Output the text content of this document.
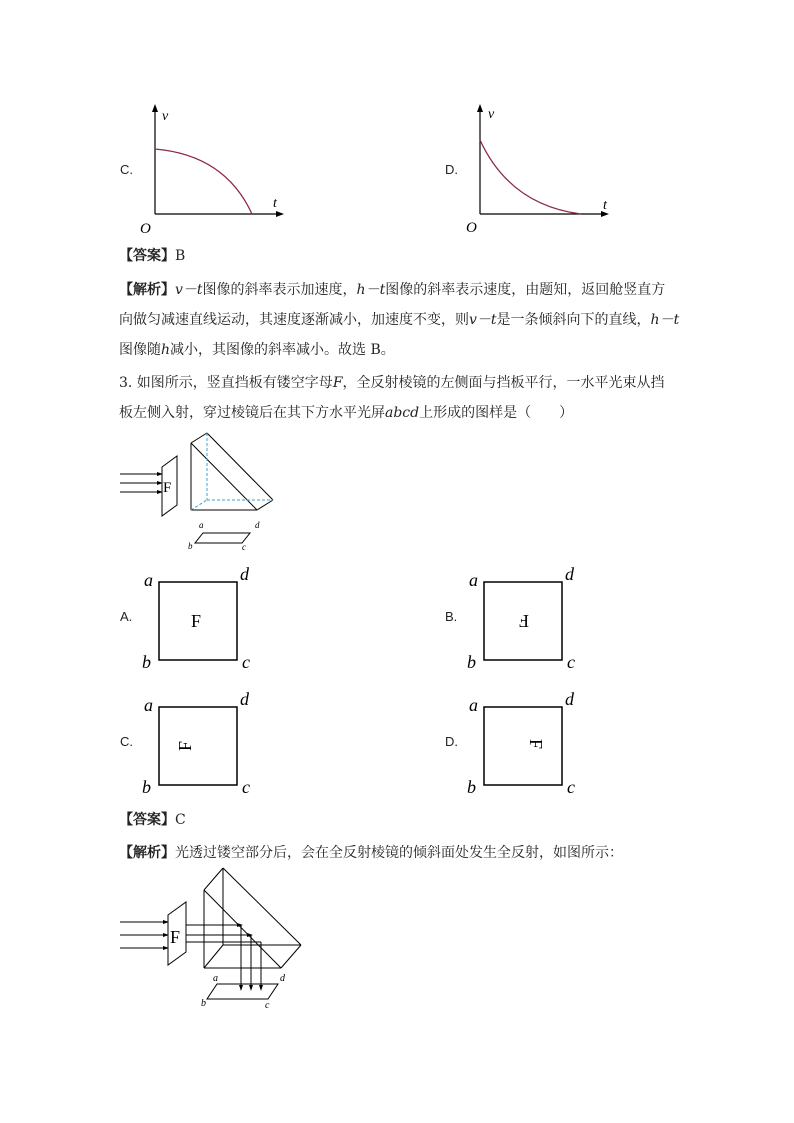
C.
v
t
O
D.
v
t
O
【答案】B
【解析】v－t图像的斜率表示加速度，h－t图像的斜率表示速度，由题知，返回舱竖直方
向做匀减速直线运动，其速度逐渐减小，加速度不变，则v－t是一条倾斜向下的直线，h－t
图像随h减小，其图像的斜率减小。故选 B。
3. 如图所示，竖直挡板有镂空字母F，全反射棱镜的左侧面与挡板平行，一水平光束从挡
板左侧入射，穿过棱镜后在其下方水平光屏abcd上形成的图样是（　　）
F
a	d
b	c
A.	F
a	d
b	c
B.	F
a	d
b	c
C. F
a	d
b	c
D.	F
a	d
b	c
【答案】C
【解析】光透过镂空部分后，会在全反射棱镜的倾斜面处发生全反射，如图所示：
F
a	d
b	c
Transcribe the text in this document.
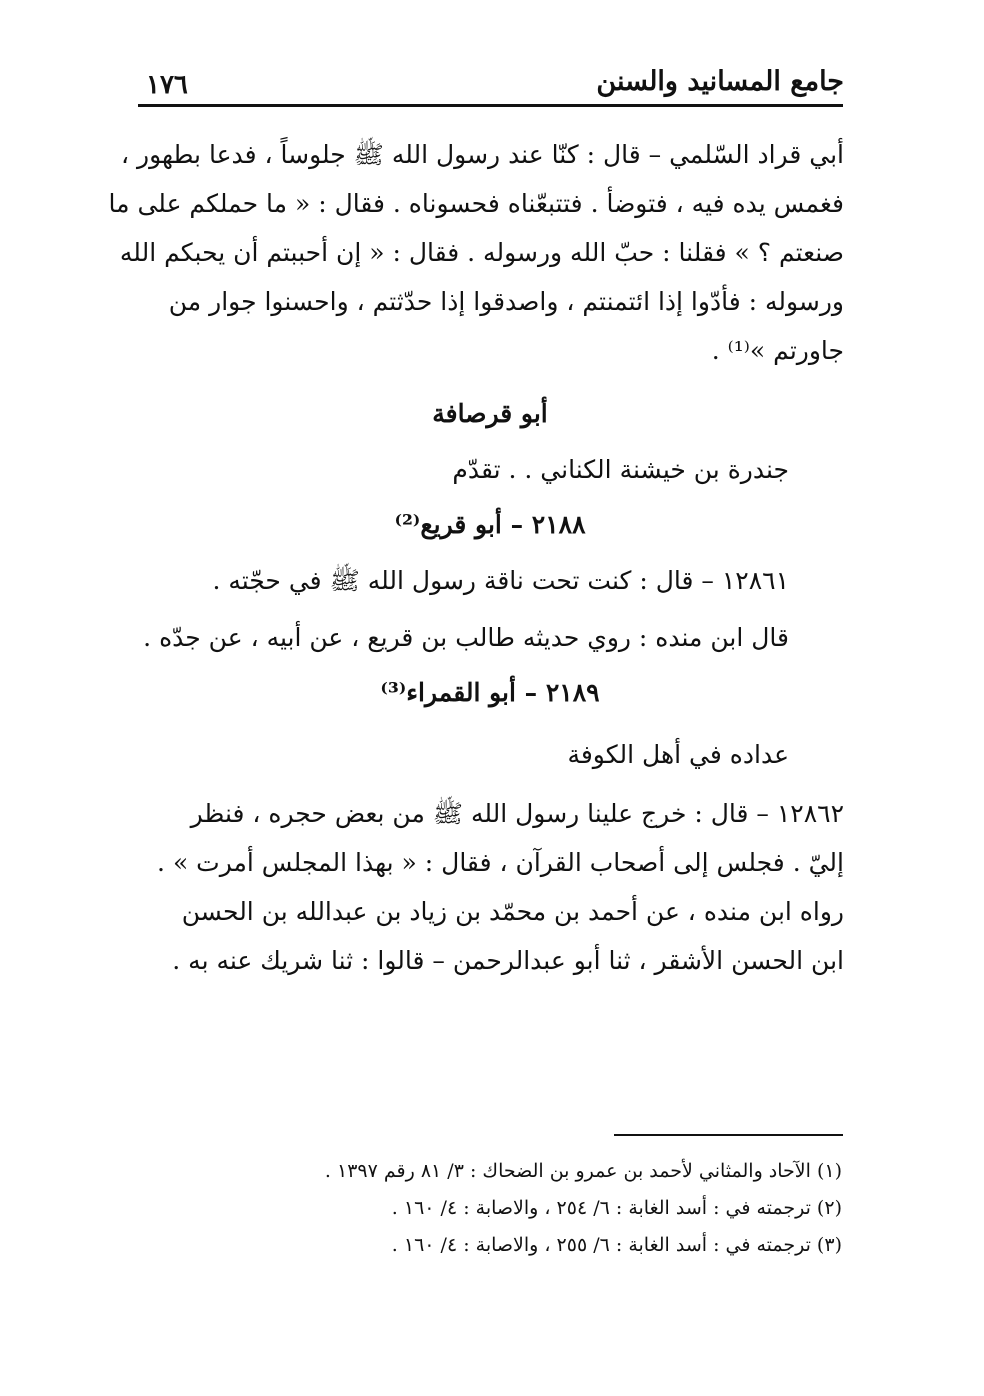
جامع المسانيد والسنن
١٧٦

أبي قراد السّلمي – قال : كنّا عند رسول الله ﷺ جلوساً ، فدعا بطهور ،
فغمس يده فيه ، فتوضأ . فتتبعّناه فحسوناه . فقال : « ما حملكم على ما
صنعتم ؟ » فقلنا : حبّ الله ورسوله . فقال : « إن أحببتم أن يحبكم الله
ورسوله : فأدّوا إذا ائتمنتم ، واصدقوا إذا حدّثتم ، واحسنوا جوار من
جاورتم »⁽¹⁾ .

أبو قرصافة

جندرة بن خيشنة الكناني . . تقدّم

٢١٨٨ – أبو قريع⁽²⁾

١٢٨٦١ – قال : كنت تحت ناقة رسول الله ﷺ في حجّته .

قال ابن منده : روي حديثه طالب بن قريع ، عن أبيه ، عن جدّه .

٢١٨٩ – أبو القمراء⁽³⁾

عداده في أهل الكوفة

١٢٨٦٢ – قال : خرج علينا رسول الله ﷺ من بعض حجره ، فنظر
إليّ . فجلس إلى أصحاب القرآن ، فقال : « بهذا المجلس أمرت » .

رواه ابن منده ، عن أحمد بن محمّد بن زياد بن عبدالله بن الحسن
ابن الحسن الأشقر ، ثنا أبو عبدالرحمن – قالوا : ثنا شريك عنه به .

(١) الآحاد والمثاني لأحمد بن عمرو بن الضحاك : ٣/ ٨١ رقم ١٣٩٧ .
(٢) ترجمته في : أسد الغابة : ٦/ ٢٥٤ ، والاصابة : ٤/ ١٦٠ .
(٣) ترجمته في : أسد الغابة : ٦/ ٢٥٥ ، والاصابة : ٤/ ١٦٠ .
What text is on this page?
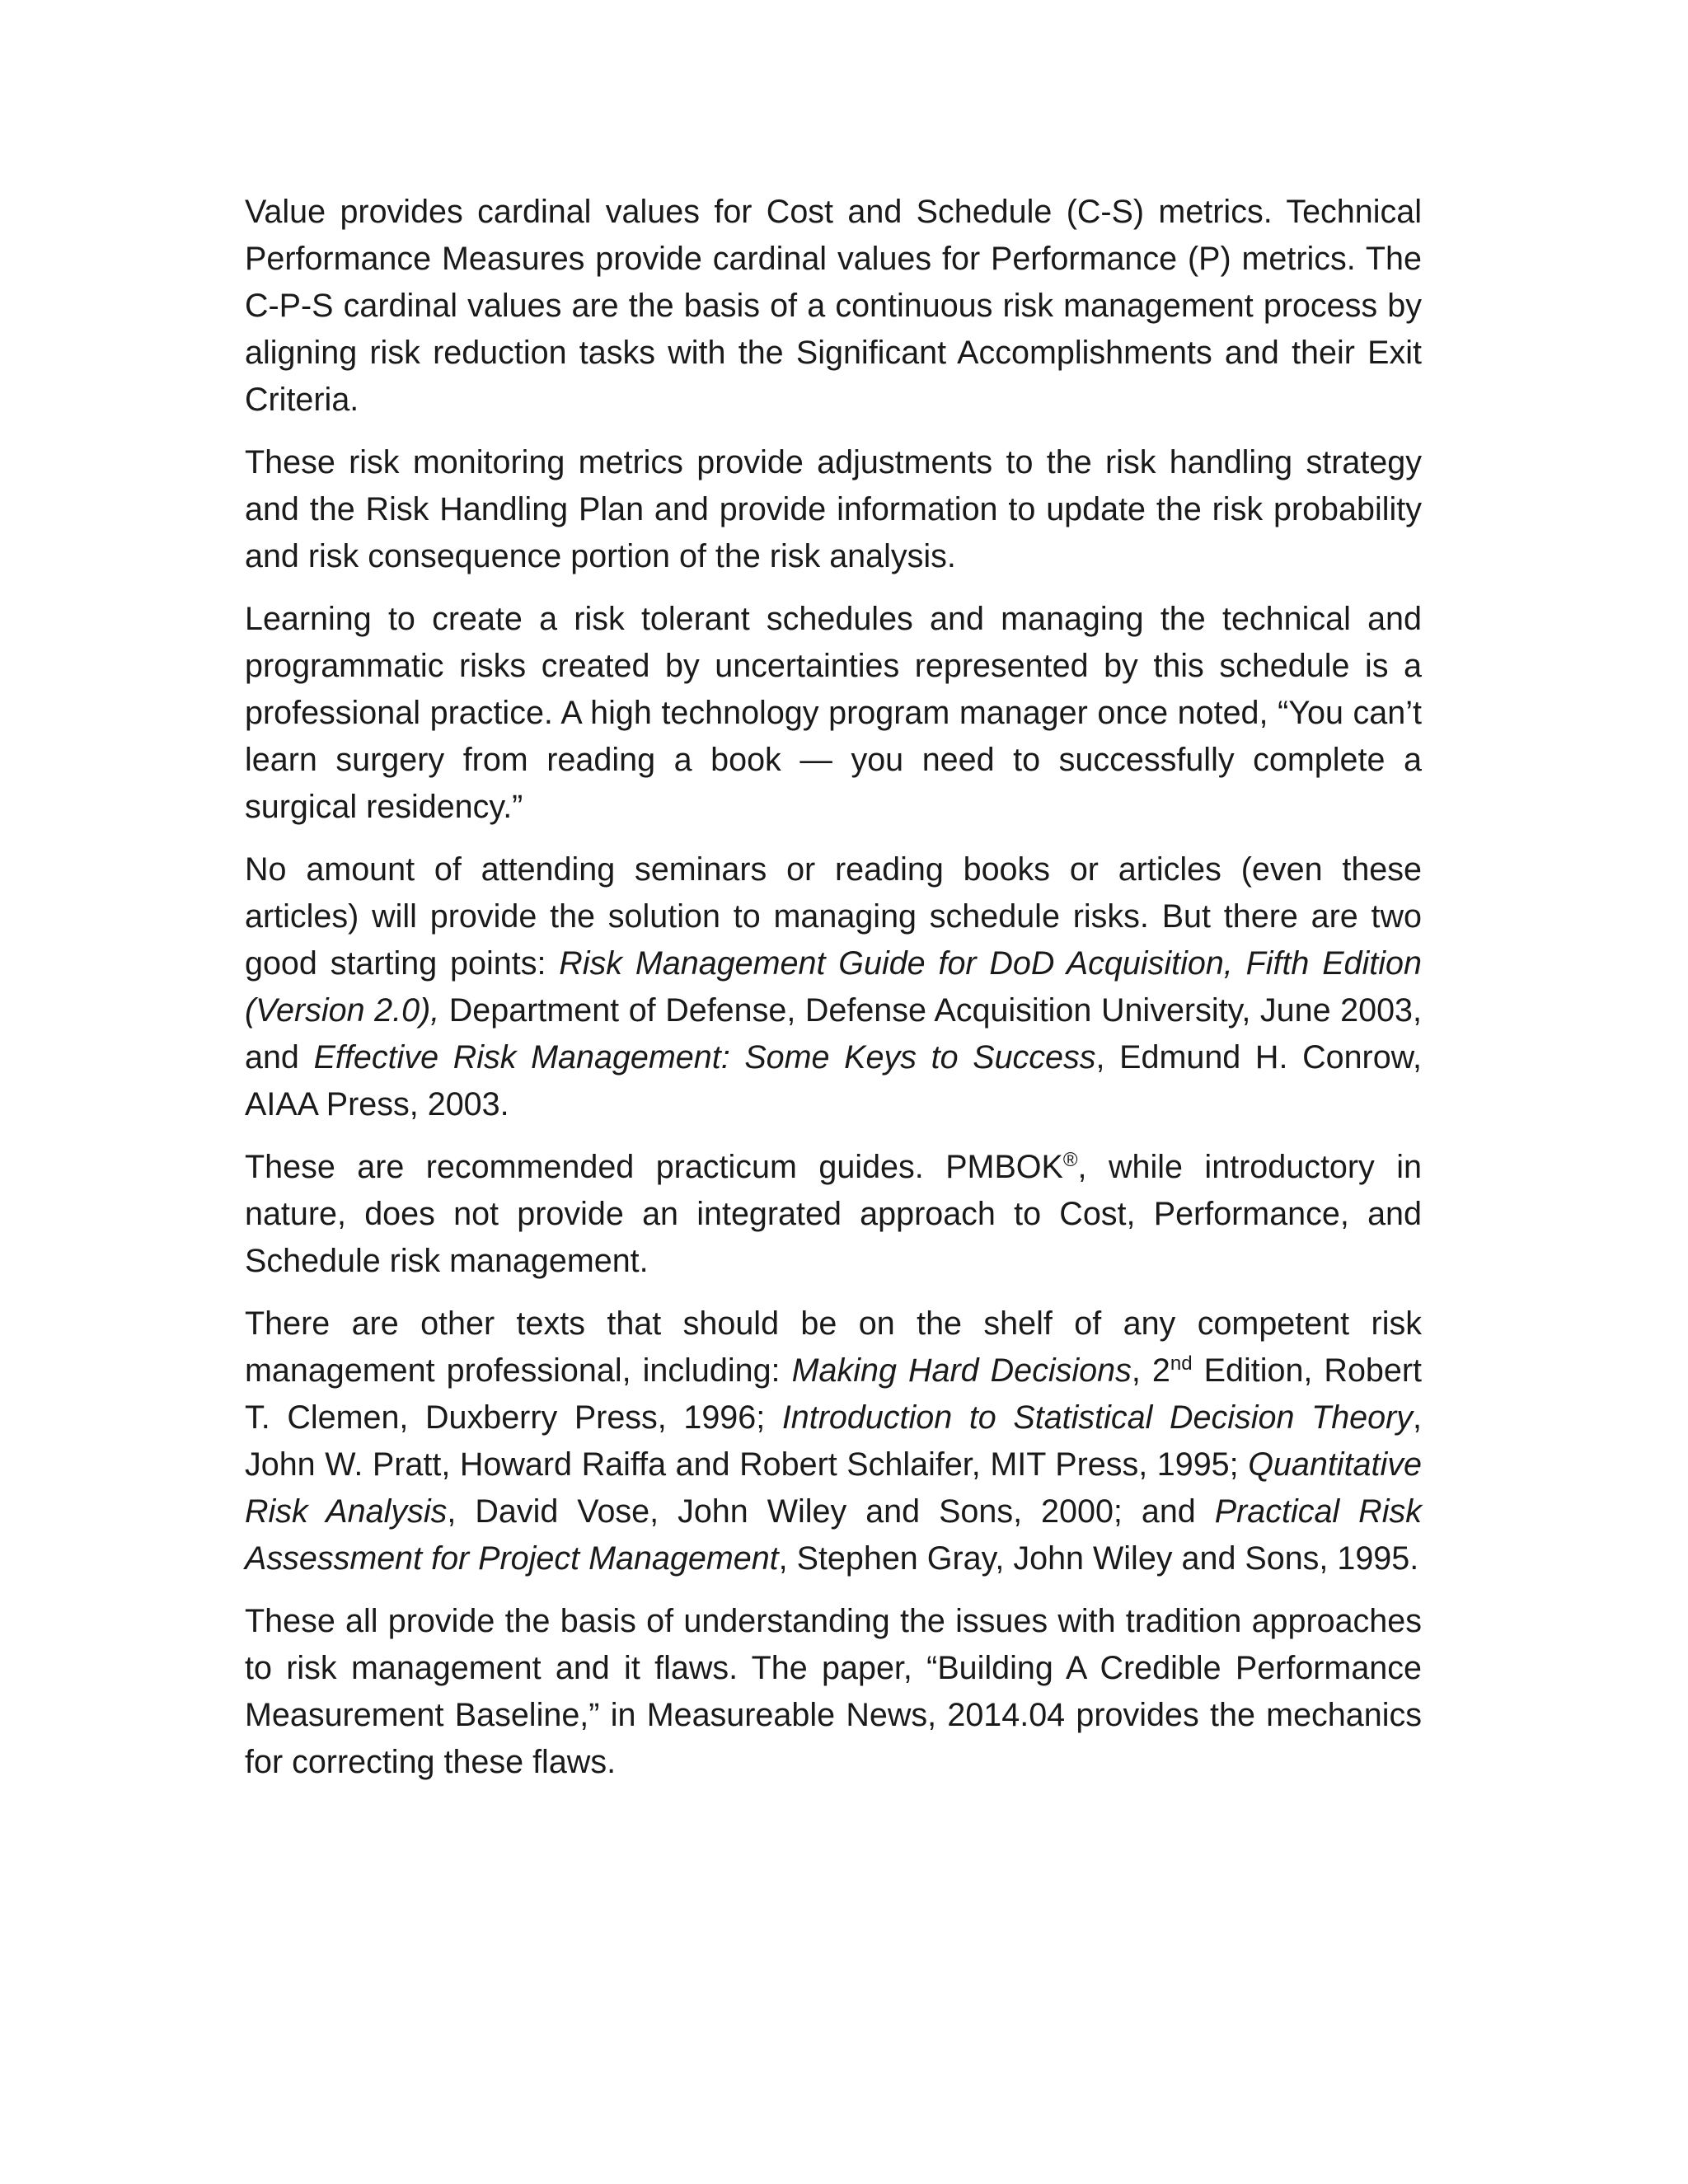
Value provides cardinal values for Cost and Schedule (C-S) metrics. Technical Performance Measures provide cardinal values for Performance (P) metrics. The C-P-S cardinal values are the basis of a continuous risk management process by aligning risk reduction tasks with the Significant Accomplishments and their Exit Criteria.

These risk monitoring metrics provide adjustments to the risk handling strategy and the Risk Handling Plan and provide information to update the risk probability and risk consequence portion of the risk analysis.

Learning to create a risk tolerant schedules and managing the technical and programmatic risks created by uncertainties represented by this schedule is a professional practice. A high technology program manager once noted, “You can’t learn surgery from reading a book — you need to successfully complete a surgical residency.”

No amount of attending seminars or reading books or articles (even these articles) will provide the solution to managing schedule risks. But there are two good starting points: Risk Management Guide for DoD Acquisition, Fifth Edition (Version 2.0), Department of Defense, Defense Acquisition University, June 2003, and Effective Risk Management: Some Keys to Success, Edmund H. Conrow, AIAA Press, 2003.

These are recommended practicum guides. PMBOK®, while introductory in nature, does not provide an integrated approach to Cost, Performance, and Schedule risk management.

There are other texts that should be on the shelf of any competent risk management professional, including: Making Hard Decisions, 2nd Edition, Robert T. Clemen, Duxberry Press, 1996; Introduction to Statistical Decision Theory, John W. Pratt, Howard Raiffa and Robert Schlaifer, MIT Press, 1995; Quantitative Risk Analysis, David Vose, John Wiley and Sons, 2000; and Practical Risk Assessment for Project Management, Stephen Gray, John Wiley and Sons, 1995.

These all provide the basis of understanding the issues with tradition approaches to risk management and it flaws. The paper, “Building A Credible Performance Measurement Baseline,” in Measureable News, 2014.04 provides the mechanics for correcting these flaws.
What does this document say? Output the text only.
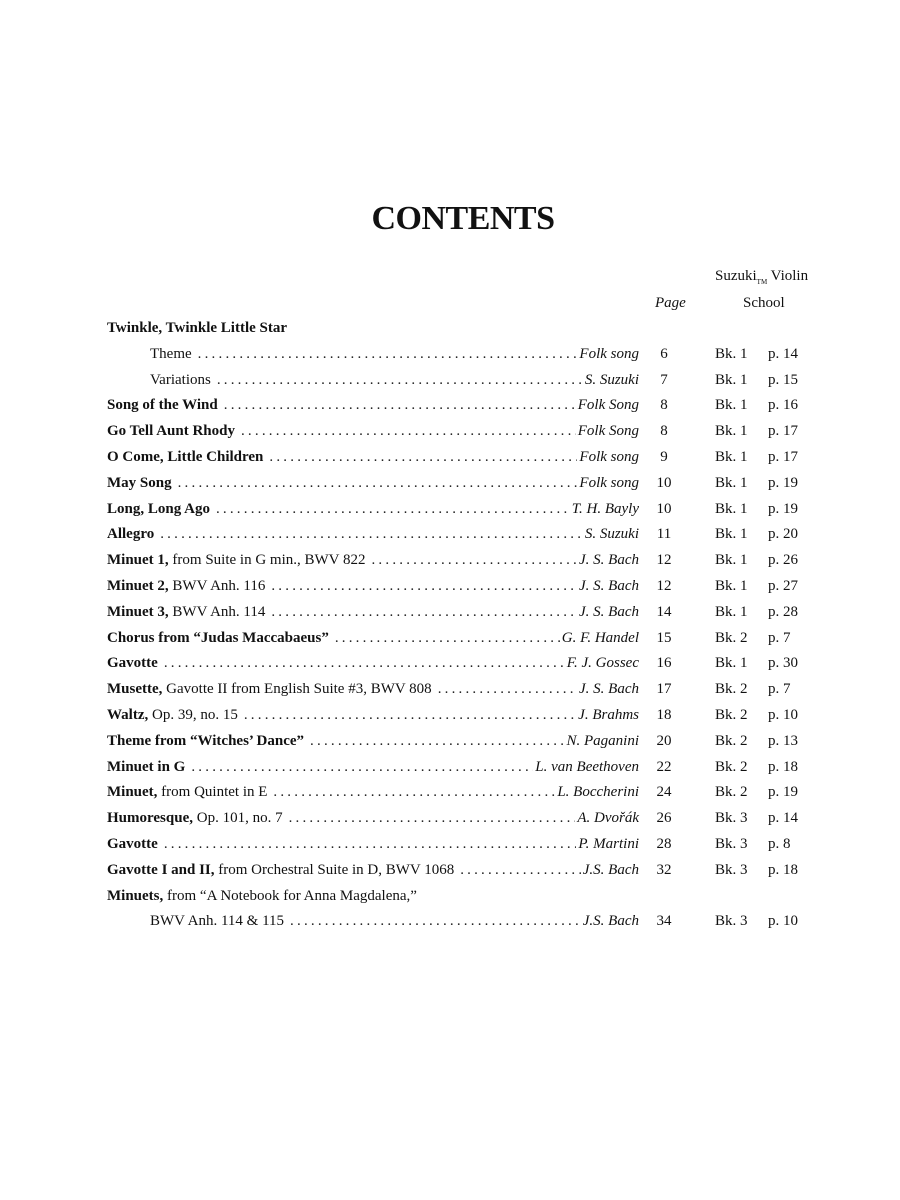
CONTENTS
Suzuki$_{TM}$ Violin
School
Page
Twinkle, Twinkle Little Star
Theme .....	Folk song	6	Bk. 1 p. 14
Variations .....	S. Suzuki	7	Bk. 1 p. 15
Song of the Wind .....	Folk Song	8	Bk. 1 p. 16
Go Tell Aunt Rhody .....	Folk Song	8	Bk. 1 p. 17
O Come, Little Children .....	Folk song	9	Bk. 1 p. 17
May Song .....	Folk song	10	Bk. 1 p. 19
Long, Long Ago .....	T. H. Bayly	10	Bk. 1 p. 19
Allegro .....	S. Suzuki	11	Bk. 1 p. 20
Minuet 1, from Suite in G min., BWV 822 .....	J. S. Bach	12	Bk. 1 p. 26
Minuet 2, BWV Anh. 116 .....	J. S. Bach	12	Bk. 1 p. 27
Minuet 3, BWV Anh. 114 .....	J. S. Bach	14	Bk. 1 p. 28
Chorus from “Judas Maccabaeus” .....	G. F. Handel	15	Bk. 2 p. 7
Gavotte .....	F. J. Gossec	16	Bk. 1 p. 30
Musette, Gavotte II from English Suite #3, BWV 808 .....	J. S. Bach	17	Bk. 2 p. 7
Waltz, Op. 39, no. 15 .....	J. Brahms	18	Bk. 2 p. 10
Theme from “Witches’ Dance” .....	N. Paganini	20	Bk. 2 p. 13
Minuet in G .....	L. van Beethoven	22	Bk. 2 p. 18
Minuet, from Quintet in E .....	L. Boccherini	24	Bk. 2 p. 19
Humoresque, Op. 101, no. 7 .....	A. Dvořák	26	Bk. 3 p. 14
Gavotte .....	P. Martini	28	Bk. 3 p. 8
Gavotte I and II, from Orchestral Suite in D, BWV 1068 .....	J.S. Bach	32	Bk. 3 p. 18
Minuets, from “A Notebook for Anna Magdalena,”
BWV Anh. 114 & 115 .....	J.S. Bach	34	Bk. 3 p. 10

──────────────────────────────

TASK STATEMENT - From the entries above, extract every line where the word "Little" appears.

FULL SOLUTION -
Twinkle, Twinkle Little Star
O Come, Little Children .....	Folk song	9	Bk. 1 p. 17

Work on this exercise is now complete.